>> start Material provided

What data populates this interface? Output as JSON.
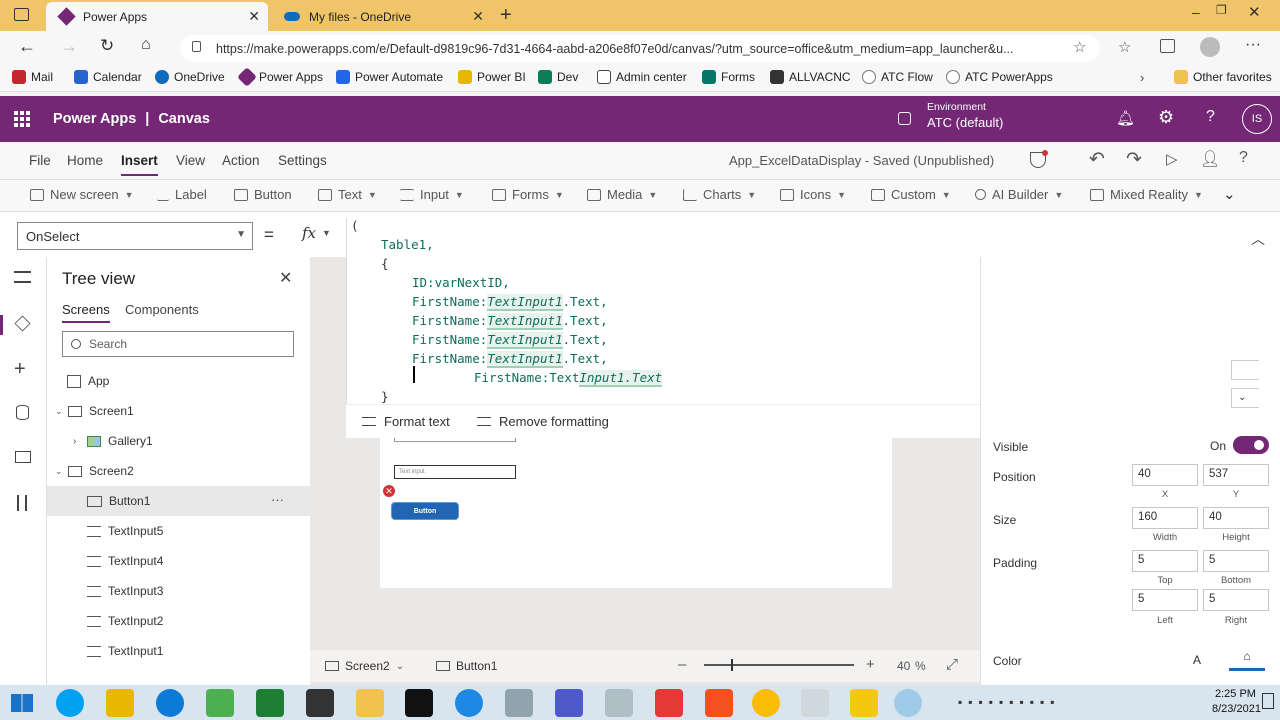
{
  "browser": {
    "tabs": [
      {
        "title": "Power Apps",
        "active": true
      },
      {
        "title": "My files - OneDrive",
        "active": false
      }
    ],
    "url": "https://make.powerapps.com/e/Default-d9819c96-7d31-4664-aabd-a206e8f07e0d/canvas/?utm_source=office&utm_medium=app_launcher&u...",
    "favorites": [
      "Mail",
      "Calendar",
      "OneDrive",
      "Power Apps",
      "Power Automate",
      "Power BI",
      "Dev",
      "Admin center",
      "Forms",
      "ALLVACNC",
      "ATC Flow",
      "ATC PowerApps"
    ],
    "other_favorites": "Other favorites"
  },
  "header": {
    "app_name": "Power Apps",
    "separator": "|",
    "mode": "Canvas",
    "env_label": "Environment",
    "env_name": "ATC (default)",
    "avatar": "IS"
  },
  "menubar": {
    "items": [
      "File",
      "Home",
      "Insert",
      "View",
      "Action",
      "Settings"
    ],
    "active": "Insert",
    "status": "App_ExcelDataDisplay - Saved (Unpublished)"
  },
  "toolbar": {
    "items": [
      "New screen",
      "Label",
      "Button",
      "Text",
      "Input",
      "Forms",
      "Media",
      "Charts",
      "Icons",
      "Custom",
      "AI Builder",
      "Mixed Reality"
    ]
  },
  "formula": {
    "property": "OnSelect",
    "equals": "=",
    "fx": "fx",
    "code": [
      "(",
      "Table1,",
      "{",
      "ID:varNextID,",
      "FirstName:",
      "TextInput1",
      ".Text,",
      "FirstName:Text",
      "Input1.Text",
      "}"
    ],
    "format_text": "Format text",
    "remove_formatting": "Remove formatting"
  },
  "tree": {
    "title": "Tree view",
    "tabs": [
      "Screens",
      "Components"
    ],
    "search_placeholder": "Search",
    "items": [
      {
        "label": "App",
        "level": 0
      },
      {
        "label": "Screen1",
        "level": 0
      },
      {
        "label": "Gallery1",
        "level": 1
      },
      {
        "label": "Screen2",
        "level": 0
      },
      {
        "label": "Button1",
        "level": 1
      },
      {
        "label": "TextInput5",
        "level": 1
      },
      {
        "label": "TextInput4",
        "level": 1
      },
      {
        "label": "TextInput3",
        "level": 1
      },
      {
        "label": "TextInput2",
        "level": 1
      },
      {
        "label": "TextInput1",
        "level": 1
      }
    ],
    "more": "···"
  },
  "canvas": {
    "text_input_placeholder": "Text input",
    "button_label": "Button"
  },
  "properties": {
    "visible_label": "Visible",
    "visible_value": "On",
    "position_label": "Position",
    "x": "40",
    "y": "537",
    "x_label": "X",
    "y_label": "Y",
    "size_label": "Size",
    "width": "160",
    "height": "40",
    "width_label": "Width",
    "height_label": "Height",
    "padding_label": "Padding",
    "pad_top": "5",
    "pad_bottom": "5",
    "pad_left": "5",
    "pad_right": "5",
    "top_label": "Top",
    "bottom_label": "Bottom",
    "left_label": "Left",
    "right_label": "Right",
    "color_label": "Color",
    "color_letter": "A"
  },
  "statusbar": {
    "screen": "Screen2",
    "control": "Button1",
    "zoom": "40",
    "zoom_unit": "%"
  },
  "taskbar": {
    "time": "2:25 PM",
    "date": "8/23/2021"
  }
}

>> end Material provided

[Exercise instructions]
Write out the whole listing exactly, and drop the pictures.

[Result below]
What data populates this interface? Output as JSON.
{
  "browser": {
    "tabs": [
      {
        "title": "Power Apps",
        "active": true
      },
      {
        "title": "My files - OneDrive",
        "active": false
      }
    ],
    "url": "https://make.powerapps.com/e/Default-d9819c96-7d31-4664-aabd-a206e8f07e0d/canvas/?utm_source=office&utm_medium=app_launcher&u...",
    "favorites": [
      "Mail",
      "Calendar",
      "OneDrive",
      "Power Apps",
      "Power Automate",
      "Power BI",
      "Dev",
      "Admin center",
      "Forms",
      "ALLVACNC",
      "ATC Flow",
      "ATC PowerApps"
    ],
    "other_favorites": "Other favorites"
  },
  "header": {
    "app_name": "Power Apps",
    "separator": "|",
    "mode": "Canvas",
    "env_label": "Environment",
    "env_name": "ATC (default)",
    "avatar": "IS"
  },
  "menubar": {
    "items": [
      "File",
      "Home",
      "Insert",
      "View",
      "Action",
      "Settings"
    ],
    "active": "Insert",
    "status": "App_ExcelDataDisplay - Saved (Unpublished)"
  },
  "toolbar": {
    "items": [
      "New screen",
      "Label",
      "Button",
      "Text",
      "Input",
      "Forms",
      "Media",
      "Charts",
      "Icons",
      "Custom",
      "AI Builder",
      "Mixed Reality"
    ]
  },
  "formula": {
    "property": "OnSelect",
    "equals": "=",
    "fx": "fx",
    "code": [
      "(",
      "Table1,",
      "{",
      "ID:varNextID,",
      "FirstName:",
      "TextInput1",
      ".Text,",
      "FirstName:Text",
      "Input1.Text",
      "}"
    ],
    "format_text": "Format text",
    "remove_formatting": "Remove formatting"
  },
  "tree": {
    "title": "Tree view",
    "tabs": [
      "Screens",
      "Components"
    ],
    "search_placeholder": "Search",
    "items": [
      {
        "label": "App",
        "level": 0
      },
      {
        "label": "Screen1",
        "level": 0
      },
      {
        "label": "Gallery1",
        "level": 1
      },
      {
        "label": "Screen2",
        "level": 0
      },
      {
        "label": "Button1",
        "level": 1
      },
      {
        "label": "TextInput5",
        "level": 1
      },
      {
        "label": "TextInput4",
        "level": 1
      },
      {
        "label": "TextInput3",
        "level": 1
      },
      {
        "label": "TextInput2",
        "level": 1
      },
      {
        "label": "TextInput1",
        "level": 1
      }
    ],
    "more": "···"
  },
  "canvas": {
    "text_input_placeholder": "Text input",
    "button_label": "Button"
  },
  "properties": {
    "visible_label": "Visible",
    "visible_value": "On",
    "position_label": "Position",
    "x": "40",
    "y": "537",
    "x_label": "X",
    "y_label": "Y",
    "size_label": "Size",
    "width": "160",
    "height": "40",
    "width_label": "Width",
    "height_label": "Height",
    "padding_label": "Padding",
    "pad_top": "5",
    "pad_bottom": "5",
    "pad_left": "5",
    "pad_right": "5",
    "top_label": "Top",
    "bottom_label": "Bottom",
    "left_label": "Left",
    "right_label": "Right",
    "color_label": "Color",
    "color_letter": "A"
  },
  "statusbar": {
    "screen": "Screen2",
    "control": "Button1",
    "zoom": "40",
    "zoom_unit": "%"
  },
  "taskbar": {
    "time": "2:25 PM",
    "date": "8/23/2021"
  }
}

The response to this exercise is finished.